Short exercise:
Reproduce every line of the data below verbatim, leaving out the pictures.

Material provided:
┄┄┄┄┄┄┄┄┄┄

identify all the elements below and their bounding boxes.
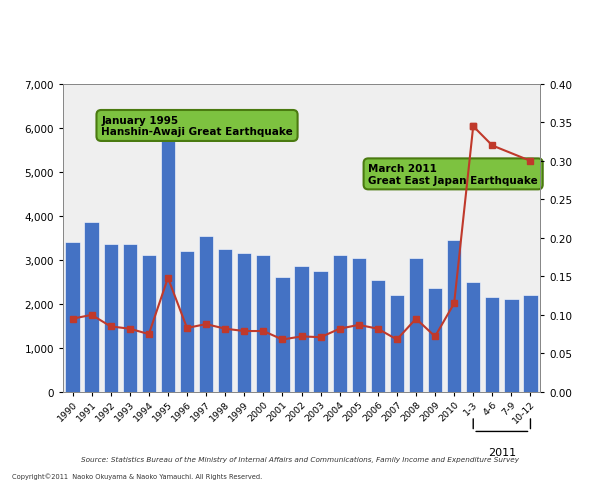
Text: January 1995
Hanshin-Awaji Great Earthquake: January 1995 Hanshin-Awaji Great Earthqu… (101, 116, 293, 137)
Bar (237, 254, 251, 392)
Bar (313, 272, 328, 392)
Text: Household donation over 20 years: Household donation over 20 years (71, 23, 529, 47)
Bar (104, 245, 118, 392)
Bar (180, 252, 194, 392)
Text: Source: Statistics Bureau of the Ministry of Internal Affairs and Communications: Source: Statistics Bureau of the Ministr… (81, 456, 519, 462)
Bar (256, 256, 271, 392)
Bar (122, 245, 137, 392)
Text: 2011: 2011 (488, 447, 516, 457)
Text: Copyright©2011  Naoko Okuyama & Naoko Yamauchi. All Rights Reserved.: Copyright©2011 Naoko Okuyama & Naoko Yam… (12, 472, 262, 479)
Bar (485, 298, 499, 392)
Bar (371, 280, 385, 392)
Bar (390, 295, 404, 392)
Bar (199, 236, 213, 392)
Bar (85, 223, 99, 392)
Bar (447, 241, 461, 392)
Bar (332, 256, 347, 392)
Text: March 2011
Great East Japan Earthquake: March 2011 Great East Japan Earthquake (368, 164, 538, 185)
Bar (523, 295, 538, 392)
Bar (352, 258, 366, 392)
Bar (161, 139, 175, 392)
Bar (142, 256, 156, 392)
Bar (409, 258, 423, 392)
Bar (65, 243, 80, 392)
Bar (466, 282, 481, 392)
Bar (275, 278, 290, 392)
Bar (218, 249, 232, 392)
Bar (295, 267, 308, 392)
Bar (428, 289, 442, 392)
Bar (504, 300, 518, 392)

┄┄┄┄┄┄┄┄┄┄

Response:
identify all the elements below and their bounding boxes.
Text: January 1995
Hanshin-Awaji Great Earthquake: January 1995 Hanshin-Awaji Great Earthqu… (101, 116, 293, 137)
Bar (237, 254, 251, 392)
Bar (313, 272, 328, 392)
Text: Household donation over 20 years: Household donation over 20 years (71, 23, 529, 47)
Bar (104, 245, 118, 392)
Bar (180, 252, 194, 392)
Text: Source: Statistics Bureau of the Ministry of Internal Affairs and Communications: Source: Statistics Bureau of the Ministr… (81, 456, 519, 462)
Bar (256, 256, 271, 392)
Bar (122, 245, 137, 392)
Text: 2011: 2011 (488, 447, 516, 457)
Text: Copyright©2011  Naoko Okuyama & Naoko Yamauchi. All Rights Reserved.: Copyright©2011 Naoko Okuyama & Naoko Yam… (12, 472, 262, 479)
Bar (485, 298, 499, 392)
Bar (371, 280, 385, 392)
Bar (390, 295, 404, 392)
Bar (199, 236, 213, 392)
Bar (85, 223, 99, 392)
Bar (447, 241, 461, 392)
Bar (332, 256, 347, 392)
Text: March 2011
Great East Japan Earthquake: March 2011 Great East Japan Earthquake (368, 164, 538, 185)
Bar (523, 295, 538, 392)
Bar (352, 258, 366, 392)
Bar (161, 139, 175, 392)
Bar (142, 256, 156, 392)
Bar (409, 258, 423, 392)
Bar (65, 243, 80, 392)
Bar (466, 282, 481, 392)
Bar (275, 278, 290, 392)
Bar (218, 249, 232, 392)
Bar (295, 267, 308, 392)
Bar (428, 289, 442, 392)
Bar (504, 300, 518, 392)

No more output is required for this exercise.